## Start
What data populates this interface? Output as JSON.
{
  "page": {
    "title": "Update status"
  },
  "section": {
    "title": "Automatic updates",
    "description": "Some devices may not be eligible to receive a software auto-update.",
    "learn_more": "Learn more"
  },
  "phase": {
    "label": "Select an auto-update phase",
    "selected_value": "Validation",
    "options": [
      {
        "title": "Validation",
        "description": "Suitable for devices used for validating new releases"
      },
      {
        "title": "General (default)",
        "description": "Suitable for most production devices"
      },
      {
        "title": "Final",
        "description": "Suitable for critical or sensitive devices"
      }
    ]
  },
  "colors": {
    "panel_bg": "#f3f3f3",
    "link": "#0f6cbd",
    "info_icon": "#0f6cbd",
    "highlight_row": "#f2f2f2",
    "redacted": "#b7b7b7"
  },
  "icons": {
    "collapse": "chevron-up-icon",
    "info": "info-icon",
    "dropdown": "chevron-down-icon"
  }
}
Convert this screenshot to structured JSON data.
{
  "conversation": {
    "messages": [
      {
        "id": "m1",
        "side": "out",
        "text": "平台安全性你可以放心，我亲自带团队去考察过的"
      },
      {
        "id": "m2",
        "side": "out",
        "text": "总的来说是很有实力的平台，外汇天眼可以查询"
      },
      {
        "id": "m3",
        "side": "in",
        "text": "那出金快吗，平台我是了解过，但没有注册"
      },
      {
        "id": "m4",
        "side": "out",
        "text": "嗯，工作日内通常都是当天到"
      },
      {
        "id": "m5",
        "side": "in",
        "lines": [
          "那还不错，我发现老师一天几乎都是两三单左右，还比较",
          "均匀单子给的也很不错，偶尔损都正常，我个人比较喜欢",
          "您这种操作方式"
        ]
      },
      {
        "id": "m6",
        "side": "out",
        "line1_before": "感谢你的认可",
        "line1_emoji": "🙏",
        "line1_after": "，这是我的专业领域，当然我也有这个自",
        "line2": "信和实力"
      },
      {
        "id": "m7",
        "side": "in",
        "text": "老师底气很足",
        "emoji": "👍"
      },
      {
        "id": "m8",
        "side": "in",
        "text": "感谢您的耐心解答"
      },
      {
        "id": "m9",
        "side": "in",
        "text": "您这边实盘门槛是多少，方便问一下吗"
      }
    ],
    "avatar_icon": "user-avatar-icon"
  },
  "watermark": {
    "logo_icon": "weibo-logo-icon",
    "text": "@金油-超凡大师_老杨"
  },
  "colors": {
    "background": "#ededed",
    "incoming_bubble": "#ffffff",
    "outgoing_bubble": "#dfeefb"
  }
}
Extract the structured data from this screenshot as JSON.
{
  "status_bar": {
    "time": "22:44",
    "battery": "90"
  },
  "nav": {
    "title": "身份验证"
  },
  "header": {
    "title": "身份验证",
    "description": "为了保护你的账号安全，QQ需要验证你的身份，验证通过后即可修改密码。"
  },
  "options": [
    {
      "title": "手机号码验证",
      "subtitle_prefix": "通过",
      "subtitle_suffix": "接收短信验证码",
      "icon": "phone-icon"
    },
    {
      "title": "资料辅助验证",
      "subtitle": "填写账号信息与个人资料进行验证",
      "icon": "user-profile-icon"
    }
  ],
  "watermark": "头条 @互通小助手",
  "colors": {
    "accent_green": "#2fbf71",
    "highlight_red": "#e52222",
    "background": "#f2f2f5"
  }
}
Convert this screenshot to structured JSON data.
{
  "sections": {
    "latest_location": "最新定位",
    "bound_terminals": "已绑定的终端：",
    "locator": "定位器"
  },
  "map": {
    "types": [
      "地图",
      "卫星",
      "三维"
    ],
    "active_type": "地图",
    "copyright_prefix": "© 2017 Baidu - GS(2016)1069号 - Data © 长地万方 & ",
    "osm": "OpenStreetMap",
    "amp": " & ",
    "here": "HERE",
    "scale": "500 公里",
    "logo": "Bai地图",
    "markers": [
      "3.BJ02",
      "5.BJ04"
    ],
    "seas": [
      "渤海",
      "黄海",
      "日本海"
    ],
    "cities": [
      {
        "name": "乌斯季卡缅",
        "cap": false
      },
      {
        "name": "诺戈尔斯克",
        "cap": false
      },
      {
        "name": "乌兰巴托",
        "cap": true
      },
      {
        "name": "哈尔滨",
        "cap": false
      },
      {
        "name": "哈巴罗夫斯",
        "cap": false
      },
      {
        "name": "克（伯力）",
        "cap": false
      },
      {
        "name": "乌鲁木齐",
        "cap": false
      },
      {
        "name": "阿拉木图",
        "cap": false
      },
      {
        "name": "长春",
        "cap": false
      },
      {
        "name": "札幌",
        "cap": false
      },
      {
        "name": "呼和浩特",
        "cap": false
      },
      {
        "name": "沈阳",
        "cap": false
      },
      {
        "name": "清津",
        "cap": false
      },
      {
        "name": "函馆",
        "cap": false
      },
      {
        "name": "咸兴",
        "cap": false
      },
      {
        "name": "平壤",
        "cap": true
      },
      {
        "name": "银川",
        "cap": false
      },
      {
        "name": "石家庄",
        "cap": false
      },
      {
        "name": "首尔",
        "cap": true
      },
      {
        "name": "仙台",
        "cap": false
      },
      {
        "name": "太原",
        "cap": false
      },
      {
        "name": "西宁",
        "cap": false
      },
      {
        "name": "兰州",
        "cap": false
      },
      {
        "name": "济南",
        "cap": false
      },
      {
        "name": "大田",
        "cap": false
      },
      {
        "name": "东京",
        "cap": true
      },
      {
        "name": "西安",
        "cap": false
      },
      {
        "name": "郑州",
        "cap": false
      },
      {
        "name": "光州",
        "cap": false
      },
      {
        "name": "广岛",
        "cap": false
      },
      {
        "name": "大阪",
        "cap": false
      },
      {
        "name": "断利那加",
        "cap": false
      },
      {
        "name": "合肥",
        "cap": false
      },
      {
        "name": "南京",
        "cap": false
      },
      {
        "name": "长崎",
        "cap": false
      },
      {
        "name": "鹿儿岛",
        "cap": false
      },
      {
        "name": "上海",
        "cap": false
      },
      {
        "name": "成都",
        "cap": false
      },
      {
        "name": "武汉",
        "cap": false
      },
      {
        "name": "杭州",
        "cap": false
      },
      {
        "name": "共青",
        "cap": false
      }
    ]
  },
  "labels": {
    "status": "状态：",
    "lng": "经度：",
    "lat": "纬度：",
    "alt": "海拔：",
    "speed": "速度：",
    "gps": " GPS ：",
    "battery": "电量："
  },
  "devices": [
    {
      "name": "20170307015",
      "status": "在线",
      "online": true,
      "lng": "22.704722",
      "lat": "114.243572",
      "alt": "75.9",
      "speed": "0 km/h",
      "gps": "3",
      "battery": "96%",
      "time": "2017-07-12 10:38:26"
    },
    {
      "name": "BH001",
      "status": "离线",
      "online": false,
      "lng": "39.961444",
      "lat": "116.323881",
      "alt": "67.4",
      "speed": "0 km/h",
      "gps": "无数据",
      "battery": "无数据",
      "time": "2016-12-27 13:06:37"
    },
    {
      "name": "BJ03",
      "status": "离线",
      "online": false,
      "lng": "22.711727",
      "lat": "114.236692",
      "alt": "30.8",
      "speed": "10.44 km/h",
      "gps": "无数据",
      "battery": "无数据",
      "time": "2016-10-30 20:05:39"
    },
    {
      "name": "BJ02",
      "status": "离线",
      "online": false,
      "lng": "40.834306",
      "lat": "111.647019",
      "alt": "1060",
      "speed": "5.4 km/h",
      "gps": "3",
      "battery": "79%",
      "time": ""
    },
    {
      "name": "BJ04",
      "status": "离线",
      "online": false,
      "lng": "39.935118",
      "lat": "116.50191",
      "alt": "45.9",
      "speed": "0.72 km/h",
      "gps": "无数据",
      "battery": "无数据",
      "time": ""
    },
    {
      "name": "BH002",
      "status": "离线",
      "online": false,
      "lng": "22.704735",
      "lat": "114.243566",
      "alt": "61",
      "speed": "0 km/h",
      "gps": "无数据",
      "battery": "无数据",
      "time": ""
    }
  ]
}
## End
§ **Goal**:
Working from the entries above, return all lines that contain "text".

§ **Exercise solution**:
        "text": "平台安全性你可以放心，我亲自带团队去考察过的"
        "text": "总的来说是很有实力的平台，外汇天眼可以查询"
        "text": "那出金快吗，平台我是了解过，但没有注册"
        "text": "嗯，工作日内通常都是当天到"
        "text": "老师底气很足",
        "text": "感谢您的耐心解答"
        "text": "您这边实盘门槛是多少，方便问一下吗"
    "text": "@金油-超凡大师_老杨"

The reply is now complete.